[START OF Listed entries]

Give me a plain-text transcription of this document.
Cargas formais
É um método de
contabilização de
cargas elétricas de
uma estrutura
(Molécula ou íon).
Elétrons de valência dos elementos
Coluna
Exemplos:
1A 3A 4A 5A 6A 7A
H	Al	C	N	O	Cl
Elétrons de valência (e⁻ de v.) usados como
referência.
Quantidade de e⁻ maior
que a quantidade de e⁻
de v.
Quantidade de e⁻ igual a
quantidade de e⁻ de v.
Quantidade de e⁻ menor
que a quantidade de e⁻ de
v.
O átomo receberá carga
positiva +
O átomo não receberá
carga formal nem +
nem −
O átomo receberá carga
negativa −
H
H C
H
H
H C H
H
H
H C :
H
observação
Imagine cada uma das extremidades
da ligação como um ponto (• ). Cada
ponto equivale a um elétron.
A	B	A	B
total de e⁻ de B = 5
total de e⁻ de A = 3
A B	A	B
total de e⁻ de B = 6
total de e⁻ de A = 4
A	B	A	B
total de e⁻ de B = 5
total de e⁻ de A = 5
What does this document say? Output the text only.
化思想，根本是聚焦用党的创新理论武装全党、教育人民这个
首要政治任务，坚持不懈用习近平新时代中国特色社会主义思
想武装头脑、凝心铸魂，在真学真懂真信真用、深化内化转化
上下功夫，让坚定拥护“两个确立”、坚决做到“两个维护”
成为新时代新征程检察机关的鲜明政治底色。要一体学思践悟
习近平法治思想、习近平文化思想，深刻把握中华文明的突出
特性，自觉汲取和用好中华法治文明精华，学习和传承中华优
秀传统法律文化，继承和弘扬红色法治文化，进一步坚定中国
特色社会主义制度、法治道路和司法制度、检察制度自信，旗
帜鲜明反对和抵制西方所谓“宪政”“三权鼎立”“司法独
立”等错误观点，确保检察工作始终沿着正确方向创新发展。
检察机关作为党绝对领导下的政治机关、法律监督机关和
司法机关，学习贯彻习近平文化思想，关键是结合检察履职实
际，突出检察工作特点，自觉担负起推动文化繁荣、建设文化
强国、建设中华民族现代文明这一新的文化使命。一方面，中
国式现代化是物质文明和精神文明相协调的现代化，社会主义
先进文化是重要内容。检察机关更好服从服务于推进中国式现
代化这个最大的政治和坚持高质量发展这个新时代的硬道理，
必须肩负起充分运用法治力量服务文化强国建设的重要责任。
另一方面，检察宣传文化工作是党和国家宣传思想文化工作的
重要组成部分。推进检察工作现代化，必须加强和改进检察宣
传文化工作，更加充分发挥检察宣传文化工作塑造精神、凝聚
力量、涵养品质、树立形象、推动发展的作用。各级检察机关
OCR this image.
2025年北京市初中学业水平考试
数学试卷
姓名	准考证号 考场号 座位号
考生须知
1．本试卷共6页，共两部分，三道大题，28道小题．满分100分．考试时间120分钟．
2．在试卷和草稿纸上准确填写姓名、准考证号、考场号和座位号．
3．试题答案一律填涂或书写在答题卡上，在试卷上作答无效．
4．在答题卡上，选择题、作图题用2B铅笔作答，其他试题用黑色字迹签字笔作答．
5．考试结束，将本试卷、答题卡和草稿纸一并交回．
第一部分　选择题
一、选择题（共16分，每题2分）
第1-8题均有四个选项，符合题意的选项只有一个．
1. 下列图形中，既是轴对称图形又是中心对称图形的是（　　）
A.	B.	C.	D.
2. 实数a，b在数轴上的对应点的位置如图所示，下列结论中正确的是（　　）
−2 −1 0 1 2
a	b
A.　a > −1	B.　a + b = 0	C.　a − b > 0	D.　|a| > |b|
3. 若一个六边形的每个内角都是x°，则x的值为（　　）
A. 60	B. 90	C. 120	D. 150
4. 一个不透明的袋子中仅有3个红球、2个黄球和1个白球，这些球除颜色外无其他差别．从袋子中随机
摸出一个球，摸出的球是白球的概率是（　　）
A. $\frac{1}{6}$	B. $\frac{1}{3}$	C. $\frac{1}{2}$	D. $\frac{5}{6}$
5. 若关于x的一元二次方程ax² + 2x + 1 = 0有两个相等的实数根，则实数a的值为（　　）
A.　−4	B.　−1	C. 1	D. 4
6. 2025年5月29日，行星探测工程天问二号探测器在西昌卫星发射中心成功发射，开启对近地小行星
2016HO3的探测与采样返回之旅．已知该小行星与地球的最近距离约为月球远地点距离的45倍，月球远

[END OF Listed entries]

Go through the entries above and pull out each line with "this" in it.

Give me a plain-text transcription of this document.
What does this document say? Output the text only.
OCR this image.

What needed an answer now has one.